## begin Records supplied

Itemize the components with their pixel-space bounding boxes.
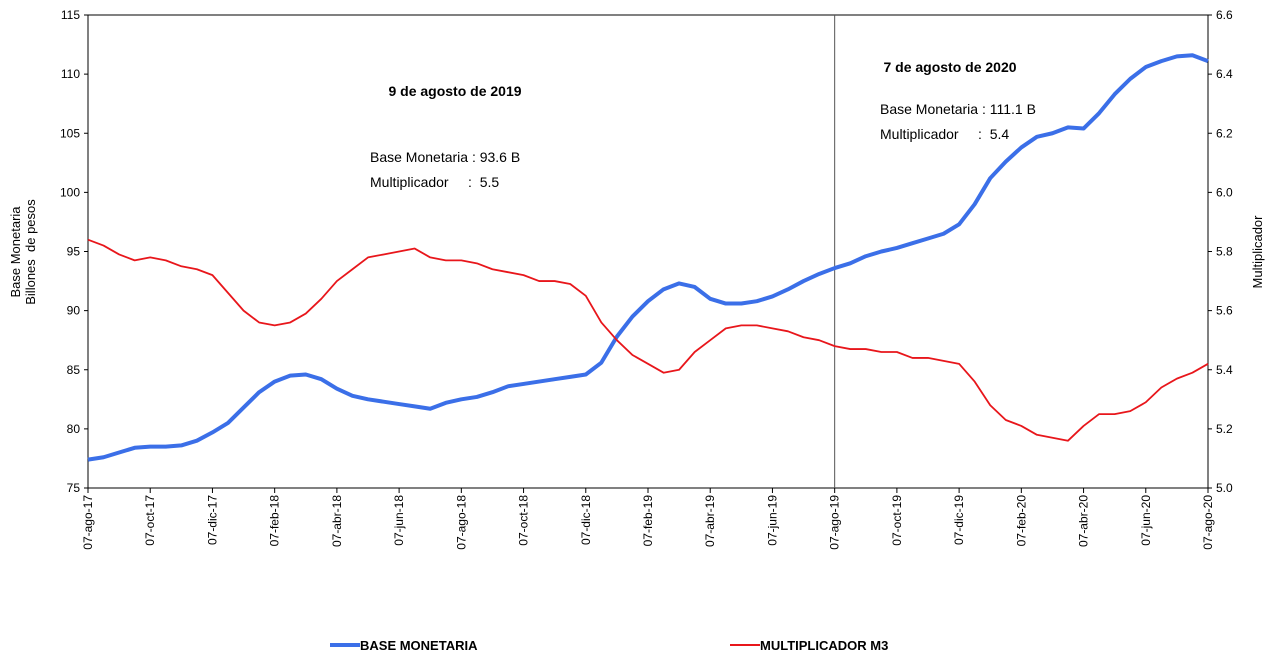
x-tick-label: 07-jun-19	[765, 495, 779, 546]
x-tick-label: 07-feb-20	[1014, 495, 1028, 547]
y2-tick-label: 5.8	[1216, 245, 1233, 259]
x-tick-label: 07-jun-18	[392, 495, 406, 546]
x-tick-label: 07-abr-18	[330, 495, 344, 547]
y-tick-label: 100	[60, 185, 80, 199]
legend-label: BASE MONETARIA	[360, 638, 478, 653]
plot-frame	[87, 14, 1209, 489]
x-tick-label: 07-ago-18	[454, 495, 468, 550]
x-tick-label: 07-feb-19	[641, 495, 655, 547]
legend-label: MULTIPLICADOR M3	[760, 638, 888, 653]
series-line	[87, 53, 1209, 462]
x-tick-label: 07-oct-17	[143, 495, 157, 546]
y2-tick-label: 5.6	[1216, 304, 1233, 318]
y2-tick-label: 6.2	[1216, 126, 1233, 140]
y-tick-label: 115	[61, 8, 80, 22]
y-axis-label: Base Monetaria	[8, 206, 23, 298]
annotation: Base Monetaria : 93.6 B	[370, 149, 520, 165]
y2-tick-label: 5.4	[1216, 363, 1233, 377]
x-tick-label: 07-jun-20	[1139, 495, 1153, 546]
y-tick-label: 110	[61, 67, 80, 81]
x-tick-label: 07-abr-20	[1077, 495, 1091, 547]
y-tick-label: 75	[67, 481, 81, 495]
y-tick-label: 105	[60, 126, 80, 140]
y2-axis-label: Multiplicador	[1250, 215, 1265, 289]
y-axis-label: Billones de pesos	[23, 199, 38, 305]
x-tick-label: 07-ago-17	[81, 495, 95, 550]
y-tick-label: 95	[67, 245, 81, 259]
x-tick-label: 07-ago-19	[828, 495, 842, 550]
annotation: Multiplicador : 5.4	[880, 126, 1009, 142]
y-tick-label: 90	[67, 304, 81, 318]
x-tick-label: 07-oct-19	[890, 495, 904, 546]
x-tick-label: 07-ago-20	[1201, 495, 1215, 550]
x-tick-label: 07-dic-18	[579, 495, 593, 545]
x-tick-label: 07-oct-18	[517, 495, 531, 546]
y2-tick-label: 6.4	[1216, 67, 1233, 81]
annotation: Base Monetaria : 111.1 B	[880, 101, 1036, 117]
x-tick-label: 07-feb-18	[268, 495, 282, 547]
annotation: 9 de agosto de 2019	[388, 83, 521, 99]
y2-tick-label: 6.0	[1216, 185, 1233, 199]
x-tick-label: 07-dic-19	[952, 495, 966, 545]
y-tick-label: 85	[67, 363, 81, 377]
annotation: 7 de agosto de 2020	[883, 59, 1016, 75]
y-tick-label: 80	[67, 422, 81, 436]
x-tick-label: 07-abr-19	[703, 495, 717, 547]
series-line	[87, 238, 1209, 442]
x-tick-label: 07-dic-17	[205, 495, 219, 545]
y2-tick-label: 5.0	[1216, 481, 1233, 495]
y2-tick-label: 6.6	[1216, 8, 1233, 22]
annotation: Multiplicador : 5.5	[370, 174, 499, 190]
y2-tick-label: 5.2	[1216, 422, 1233, 436]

## end Records supplied

■ **Goal**
Set down each line of the listing above without any change, leaving the pictures out of your answer.

■ **Full response**
Itemize the components with their pixel-space bounding boxes.
x-tick-label: 07-jun-19	[765, 495, 779, 546]
x-tick-label: 07-feb-20	[1014, 495, 1028, 547]
y2-tick-label: 5.8	[1216, 245, 1233, 259]
x-tick-label: 07-jun-18	[392, 495, 406, 546]
x-tick-label: 07-abr-18	[330, 495, 344, 547]
y-tick-label: 100	[60, 185, 80, 199]
legend-label: BASE MONETARIA	[360, 638, 478, 653]
plot-frame	[87, 14, 1209, 489]
x-tick-label: 07-ago-18	[454, 495, 468, 550]
x-tick-label: 07-feb-19	[641, 495, 655, 547]
legend-label: MULTIPLICADOR M3	[760, 638, 888, 653]
series-line	[87, 53, 1209, 462]
x-tick-label: 07-oct-17	[143, 495, 157, 546]
y2-tick-label: 5.6	[1216, 304, 1233, 318]
y2-tick-label: 6.2	[1216, 126, 1233, 140]
y-tick-label: 115	[61, 8, 80, 22]
y-axis-label: Base Monetaria	[8, 206, 23, 298]
annotation: Base Monetaria : 93.6 B	[370, 149, 520, 165]
y2-tick-label: 5.4	[1216, 363, 1233, 377]
x-tick-label: 07-jun-20	[1139, 495, 1153, 546]
y-tick-label: 110	[61, 67, 80, 81]
x-tick-label: 07-abr-20	[1077, 495, 1091, 547]
y-tick-label: 75	[67, 481, 81, 495]
y-tick-label: 105	[60, 126, 80, 140]
y2-axis-label: Multiplicador	[1250, 215, 1265, 289]
y-axis-label: Billones de pesos	[23, 199, 38, 305]
x-tick-label: 07-ago-17	[81, 495, 95, 550]
y-tick-label: 95	[67, 245, 81, 259]
x-tick-label: 07-ago-19	[828, 495, 842, 550]
annotation: Multiplicador : 5.4	[880, 126, 1009, 142]
y-tick-label: 90	[67, 304, 81, 318]
x-tick-label: 07-oct-19	[890, 495, 904, 546]
x-tick-label: 07-ago-20	[1201, 495, 1215, 550]
x-tick-label: 07-dic-18	[579, 495, 593, 545]
x-tick-label: 07-oct-18	[517, 495, 531, 546]
y2-tick-label: 6.4	[1216, 67, 1233, 81]
annotation: Base Monetaria : 111.1 B	[880, 101, 1036, 117]
x-tick-label: 07-feb-18	[268, 495, 282, 547]
annotation: 9 de agosto de 2019	[388, 83, 521, 99]
y2-tick-label: 6.0	[1216, 185, 1233, 199]
x-tick-label: 07-dic-19	[952, 495, 966, 545]
y-tick-label: 85	[67, 363, 81, 377]
annotation: 7 de agosto de 2020	[883, 59, 1016, 75]
y-tick-label: 80	[67, 422, 81, 436]
x-tick-label: 07-abr-19	[703, 495, 717, 547]
series-line	[87, 238, 1209, 442]
x-tick-label: 07-dic-17	[205, 495, 219, 545]
y2-tick-label: 5.0	[1216, 481, 1233, 495]
y2-tick-label: 6.6	[1216, 8, 1233, 22]
annotation: Multiplicador : 5.5	[370, 174, 499, 190]
y2-tick-label: 5.2	[1216, 422, 1233, 436]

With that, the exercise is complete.